◆ WHAT THE EXERCISE ASKS
Extract every line of the material that holds the string "jetzigen".
━━ DATA FOR PROCESSING
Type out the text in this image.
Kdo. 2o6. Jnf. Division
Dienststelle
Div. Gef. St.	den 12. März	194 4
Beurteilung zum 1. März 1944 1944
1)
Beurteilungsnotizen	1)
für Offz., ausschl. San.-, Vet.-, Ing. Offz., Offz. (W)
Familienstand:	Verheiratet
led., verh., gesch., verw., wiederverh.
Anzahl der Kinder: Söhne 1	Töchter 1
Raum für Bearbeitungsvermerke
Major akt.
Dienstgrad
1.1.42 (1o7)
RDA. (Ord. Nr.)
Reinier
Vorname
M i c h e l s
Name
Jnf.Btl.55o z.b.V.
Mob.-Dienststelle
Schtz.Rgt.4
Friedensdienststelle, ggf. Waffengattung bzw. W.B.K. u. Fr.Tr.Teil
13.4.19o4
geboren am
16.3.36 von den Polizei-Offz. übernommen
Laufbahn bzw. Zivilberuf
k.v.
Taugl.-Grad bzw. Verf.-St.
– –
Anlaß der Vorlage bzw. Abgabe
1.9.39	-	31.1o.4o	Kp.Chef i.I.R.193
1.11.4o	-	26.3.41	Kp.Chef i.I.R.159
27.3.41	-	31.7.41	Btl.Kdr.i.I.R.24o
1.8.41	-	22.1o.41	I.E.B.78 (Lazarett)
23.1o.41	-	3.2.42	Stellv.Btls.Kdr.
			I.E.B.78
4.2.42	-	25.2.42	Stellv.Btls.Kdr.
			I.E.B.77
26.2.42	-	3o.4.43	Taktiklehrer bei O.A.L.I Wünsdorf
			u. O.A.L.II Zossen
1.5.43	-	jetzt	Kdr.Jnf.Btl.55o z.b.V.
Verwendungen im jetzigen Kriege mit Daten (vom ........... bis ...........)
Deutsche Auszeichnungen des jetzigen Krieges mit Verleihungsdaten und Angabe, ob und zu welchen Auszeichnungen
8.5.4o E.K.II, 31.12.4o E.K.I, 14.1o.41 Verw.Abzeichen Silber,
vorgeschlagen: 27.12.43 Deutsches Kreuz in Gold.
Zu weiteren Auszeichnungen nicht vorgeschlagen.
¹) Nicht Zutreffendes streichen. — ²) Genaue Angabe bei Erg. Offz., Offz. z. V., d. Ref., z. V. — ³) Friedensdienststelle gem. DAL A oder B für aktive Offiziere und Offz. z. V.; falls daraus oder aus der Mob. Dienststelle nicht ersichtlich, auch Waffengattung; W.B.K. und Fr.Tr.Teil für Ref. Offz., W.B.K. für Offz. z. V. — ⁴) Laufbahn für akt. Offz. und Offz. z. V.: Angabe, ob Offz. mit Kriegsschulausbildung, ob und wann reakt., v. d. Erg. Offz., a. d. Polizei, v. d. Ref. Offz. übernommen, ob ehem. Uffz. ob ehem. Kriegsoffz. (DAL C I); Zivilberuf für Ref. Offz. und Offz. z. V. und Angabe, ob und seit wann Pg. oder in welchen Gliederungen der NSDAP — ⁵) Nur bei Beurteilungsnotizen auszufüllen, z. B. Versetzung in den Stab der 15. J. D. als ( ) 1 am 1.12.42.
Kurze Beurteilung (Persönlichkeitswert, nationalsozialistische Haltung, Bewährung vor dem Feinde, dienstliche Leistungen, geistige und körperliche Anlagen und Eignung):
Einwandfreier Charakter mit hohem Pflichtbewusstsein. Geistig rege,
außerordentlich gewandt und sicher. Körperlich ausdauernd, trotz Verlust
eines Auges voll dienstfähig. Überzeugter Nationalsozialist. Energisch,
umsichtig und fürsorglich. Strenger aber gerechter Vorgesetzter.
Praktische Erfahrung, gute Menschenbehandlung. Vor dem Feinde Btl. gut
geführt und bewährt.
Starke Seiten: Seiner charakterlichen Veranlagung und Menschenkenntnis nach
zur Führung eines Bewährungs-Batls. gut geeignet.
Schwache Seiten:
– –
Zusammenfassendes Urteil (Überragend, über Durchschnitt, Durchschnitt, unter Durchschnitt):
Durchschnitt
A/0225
━━━━
◆ RESPONSE TO THE EXERCISE
Verwendungen im jetzigen Kriege mit Daten (vom ........... bis ...........)
Deutsche Auszeichnungen des jetzigen Krieges mit Verleihungsdaten und Angabe, ob und zu welchen Auszeichnungen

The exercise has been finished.